Each line of the material below that holds the word "link" needs to be copied.
________________________________________
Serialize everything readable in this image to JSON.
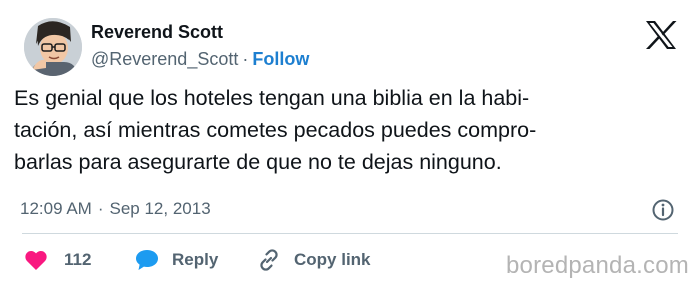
{
  "author": {
    "display_name": "Reverend Scott",
    "handle": "@Reverend_Scott",
    "separator": "·",
    "follow_label": "Follow"
  },
  "tweet": {
    "lines": [
      "Es genial que los hoteles tengan una biblia en la habi-",
      "tación, así mientras cometes pecados puedes compro-",
      "barlas para asegurarte de que no te dejas ninguno."
    ]
  },
  "meta": {
    "time": "12:09 AM",
    "separator": "·",
    "date": "Sep 12, 2013"
  },
  "actions": {
    "like_count": "112",
    "reply_label": "Reply",
    "copy_link_label": "Copy link"
  },
  "watermark": "boredpanda.com",
  "colors": {
    "accent": "#1d7fd0",
    "like": "#f91880",
    "reply": "#1d9bf0",
    "muted": "#536471",
    "text": "#0f1419"
  },
  "icons": {
    "platform": "x-logo-icon",
    "info": "info-icon",
    "like": "heart-icon",
    "reply": "speech-bubble-icon",
    "copy_link": "link-icon"
  }
}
________________________________________
• **Answer for this exercise**
    "copy_link_label": "Copy link"
    "copy_link": "link-icon"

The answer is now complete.